# Raw records:
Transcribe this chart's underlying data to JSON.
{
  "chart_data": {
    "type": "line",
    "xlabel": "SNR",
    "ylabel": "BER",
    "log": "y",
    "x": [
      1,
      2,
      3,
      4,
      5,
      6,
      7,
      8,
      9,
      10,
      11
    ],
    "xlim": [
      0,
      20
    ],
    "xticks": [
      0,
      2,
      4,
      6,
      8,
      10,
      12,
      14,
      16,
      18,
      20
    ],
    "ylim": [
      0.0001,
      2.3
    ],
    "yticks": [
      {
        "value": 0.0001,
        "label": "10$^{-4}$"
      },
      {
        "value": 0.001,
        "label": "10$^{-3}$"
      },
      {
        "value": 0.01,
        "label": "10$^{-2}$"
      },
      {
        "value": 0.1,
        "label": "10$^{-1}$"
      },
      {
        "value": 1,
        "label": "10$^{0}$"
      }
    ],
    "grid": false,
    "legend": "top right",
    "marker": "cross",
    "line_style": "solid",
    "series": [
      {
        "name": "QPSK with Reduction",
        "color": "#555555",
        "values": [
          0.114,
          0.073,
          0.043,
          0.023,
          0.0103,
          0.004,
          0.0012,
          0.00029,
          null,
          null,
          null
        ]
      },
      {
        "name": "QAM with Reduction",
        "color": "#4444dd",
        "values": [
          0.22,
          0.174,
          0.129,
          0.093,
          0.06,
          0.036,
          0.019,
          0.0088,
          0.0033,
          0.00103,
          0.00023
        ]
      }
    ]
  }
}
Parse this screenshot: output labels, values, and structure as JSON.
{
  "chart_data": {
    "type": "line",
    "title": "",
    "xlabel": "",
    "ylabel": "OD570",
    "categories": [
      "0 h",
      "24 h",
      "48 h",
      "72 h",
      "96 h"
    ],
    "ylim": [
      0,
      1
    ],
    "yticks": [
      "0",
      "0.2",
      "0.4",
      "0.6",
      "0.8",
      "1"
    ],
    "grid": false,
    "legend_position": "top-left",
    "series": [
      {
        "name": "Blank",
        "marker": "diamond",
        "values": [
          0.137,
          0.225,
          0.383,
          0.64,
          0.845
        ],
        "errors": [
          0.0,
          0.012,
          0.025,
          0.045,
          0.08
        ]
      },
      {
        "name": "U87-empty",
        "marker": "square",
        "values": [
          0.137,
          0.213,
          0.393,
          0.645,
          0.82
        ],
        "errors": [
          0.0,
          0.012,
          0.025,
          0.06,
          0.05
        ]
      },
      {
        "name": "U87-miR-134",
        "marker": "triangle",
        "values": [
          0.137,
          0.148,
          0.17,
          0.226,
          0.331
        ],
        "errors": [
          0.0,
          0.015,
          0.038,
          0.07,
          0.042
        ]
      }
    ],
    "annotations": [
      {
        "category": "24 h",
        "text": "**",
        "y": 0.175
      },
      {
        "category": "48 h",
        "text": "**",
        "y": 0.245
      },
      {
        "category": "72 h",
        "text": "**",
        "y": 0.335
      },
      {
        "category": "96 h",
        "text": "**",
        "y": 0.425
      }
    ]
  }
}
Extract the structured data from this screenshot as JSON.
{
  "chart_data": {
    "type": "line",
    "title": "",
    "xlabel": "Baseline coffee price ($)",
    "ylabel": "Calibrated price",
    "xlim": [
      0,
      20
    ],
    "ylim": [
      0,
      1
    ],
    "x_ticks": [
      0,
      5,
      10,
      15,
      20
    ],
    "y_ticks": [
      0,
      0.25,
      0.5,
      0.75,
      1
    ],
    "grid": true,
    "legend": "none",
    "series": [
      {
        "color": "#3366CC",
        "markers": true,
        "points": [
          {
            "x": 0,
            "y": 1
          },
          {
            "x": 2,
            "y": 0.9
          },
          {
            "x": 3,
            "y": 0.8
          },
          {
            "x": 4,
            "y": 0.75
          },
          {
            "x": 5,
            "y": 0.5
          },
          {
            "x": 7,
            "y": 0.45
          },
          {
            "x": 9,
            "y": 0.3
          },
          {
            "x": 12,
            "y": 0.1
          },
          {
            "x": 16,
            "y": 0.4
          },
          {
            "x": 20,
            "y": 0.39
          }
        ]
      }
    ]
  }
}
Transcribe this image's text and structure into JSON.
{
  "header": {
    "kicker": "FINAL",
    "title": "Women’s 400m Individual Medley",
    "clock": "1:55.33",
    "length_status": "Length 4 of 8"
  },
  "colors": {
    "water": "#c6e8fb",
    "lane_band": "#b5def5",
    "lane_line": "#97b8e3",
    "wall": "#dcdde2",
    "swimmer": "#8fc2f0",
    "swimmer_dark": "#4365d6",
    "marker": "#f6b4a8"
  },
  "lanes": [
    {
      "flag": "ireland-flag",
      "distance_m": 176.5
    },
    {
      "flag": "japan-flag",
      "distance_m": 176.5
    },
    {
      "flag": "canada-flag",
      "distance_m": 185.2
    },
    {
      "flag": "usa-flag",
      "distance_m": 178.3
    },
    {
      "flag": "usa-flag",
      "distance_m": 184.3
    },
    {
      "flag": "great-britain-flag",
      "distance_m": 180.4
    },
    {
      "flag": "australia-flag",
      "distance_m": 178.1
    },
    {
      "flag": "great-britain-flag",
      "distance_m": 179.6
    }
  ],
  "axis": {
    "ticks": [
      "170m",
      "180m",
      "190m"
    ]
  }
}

# What to work on:
Set every line of the listing down word for word.

# Response to the task:
Transcribe this chart's underlying data to JSON.
{
  "chart_data": {
    "type": "line",
    "xlabel": "SNR",
    "ylabel": "BER",
    "log": "y",
    "x": [
      1,
      2,
      3,
      4,
      5,
      6,
      7,
      8,
      9,
      10,
      11
    ],
    "xlim": [
      0,
      20
    ],
    "xticks": [
      0,
      2,
      4,
      6,
      8,
      10,
      12,
      14,
      16,
      18,
      20
    ],
    "ylim": [
      0.0001,
      2.3
    ],
    "yticks": [
      {
        "value": 0.0001,
        "label": "10$^{-4}$"
      },
      {
        "value": 0.001,
        "label": "10$^{-3}$"
      },
      {
        "value": 0.01,
        "label": "10$^{-2}$"
      },
      {
        "value": 0.1,
        "label": "10$^{-1}$"
      },
      {
        "value": 1,
        "label": "10$^{0}$"
      }
    ],
    "grid": false,
    "legend": "top right",
    "marker": "cross",
    "line_style": "solid",
    "series": [
      {
        "name": "QPSK with Reduction",
        "color": "#555555",
        "values": [
          0.114,
          0.073,
          0.043,
          0.023,
          0.0103,
          0.004,
          0.0012,
          0.00029,
          null,
          null,
          null
        ]
      },
      {
        "name": "QAM with Reduction",
        "color": "#4444dd",
        "values": [
          0.22,
          0.174,
          0.129,
          0.093,
          0.06,
          0.036,
          0.019,
          0.0088,
          0.0033,
          0.00103,
          0.00023
        ]
      }
    ]
  }
}
Parse this screenshot: output labels, values, and structure as JSON.
{
  "chart_data": {
    "type": "line",
    "title": "",
    "xlabel": "",
    "ylabel": "OD570",
    "categories": [
      "0 h",
      "24 h",
      "48 h",
      "72 h",
      "96 h"
    ],
    "ylim": [
      0,
      1
    ],
    "yticks": [
      "0",
      "0.2",
      "0.4",
      "0.6",
      "0.8",
      "1"
    ],
    "grid": false,
    "legend_position": "top-left",
    "series": [
      {
        "name": "Blank",
        "marker": "diamond",
        "values": [
          0.137,
          0.225,
          0.383,
          0.64,
          0.845
        ],
        "errors": [
          0.0,
          0.012,
          0.025,
          0.045,
          0.08
        ]
      },
      {
        "name": "U87-empty",
        "marker": "square",
        "values": [
          0.137,
          0.213,
          0.393,
          0.645,
          0.82
        ],
        "errors": [
          0.0,
          0.012,
          0.025,
          0.06,
          0.05
        ]
      },
      {
        "name": "U87-miR-134",
        "marker": "triangle",
        "values": [
          0.137,
          0.148,
          0.17,
          0.226,
          0.331
        ],
        "errors": [
          0.0,
          0.015,
          0.038,
          0.07,
          0.042
        ]
      }
    ],
    "annotations": [
      {
        "category": "24 h",
        "text": "**",
        "y": 0.175
      },
      {
        "category": "48 h",
        "text": "**",
        "y": 0.245
      },
      {
        "category": "72 h",
        "text": "**",
        "y": 0.335
      },
      {
        "category": "96 h",
        "text": "**",
        "y": 0.425
      }
    ]
  }
}
Extract the structured data from this screenshot as JSON.
{
  "chart_data": {
    "type": "line",
    "title": "",
    "xlabel": "Baseline coffee price ($)",
    "ylabel": "Calibrated price",
    "xlim": [
      0,
      20
    ],
    "ylim": [
      0,
      1
    ],
    "x_ticks": [
      0,
      5,
      10,
      15,
      20
    ],
    "y_ticks": [
      0,
      0.25,
      0.5,
      0.75,
      1
    ],
    "grid": true,
    "legend": "none",
    "series": [
      {
        "color": "#3366CC",
        "markers": true,
        "points": [
          {
            "x": 0,
            "y": 1
          },
          {
            "x": 2,
            "y": 0.9
          },
          {
            "x": 3,
            "y": 0.8
          },
          {
            "x": 4,
            "y": 0.75
          },
          {
            "x": 5,
            "y": 0.5
          },
          {
            "x": 7,
            "y": 0.45
          },
          {
            "x": 9,
            "y": 0.3
          },
          {
            "x": 12,
            "y": 0.1
          },
          {
            "x": 16,
            "y": 0.4
          },
          {
            "x": 20,
            "y": 0.39
          }
        ]
      }
    ]
  }
}
Transcribe this image's text and structure into JSON.
{
  "header": {
    "kicker": "FINAL",
    "title": "Women’s 400m Individual Medley",
    "clock": "1:55.33",
    "length_status": "Length 4 of 8"
  },
  "colors": {
    "water": "#c6e8fb",
    "lane_band": "#b5def5",
    "lane_line": "#97b8e3",
    "wall": "#dcdde2",
    "swimmer": "#8fc2f0",
    "swimmer_dark": "#4365d6",
    "marker": "#f6b4a8"
  },
  "lanes": [
    {
      "flag": "ireland-flag",
      "distance_m": 176.5
    },
    {
      "flag": "japan-flag",
      "distance_m": 176.5
    },
    {
      "flag": "canada-flag",
      "distance_m": 185.2
    },
    {
      "flag": "usa-flag",
      "distance_m": 178.3
    },
    {
      "flag": "usa-flag",
      "distance_m": 184.3
    },
    {
      "flag": "great-britain-flag",
      "distance_m": 180.4
    },
    {
      "flag": "australia-flag",
      "distance_m": 178.1
    },
    {
      "flag": "great-britain-flag",
      "distance_m": 179.6
    }
  ],
  "axis": {
    "ticks": [
      "170m",
      "180m",
      "190m"
    ]
  }
}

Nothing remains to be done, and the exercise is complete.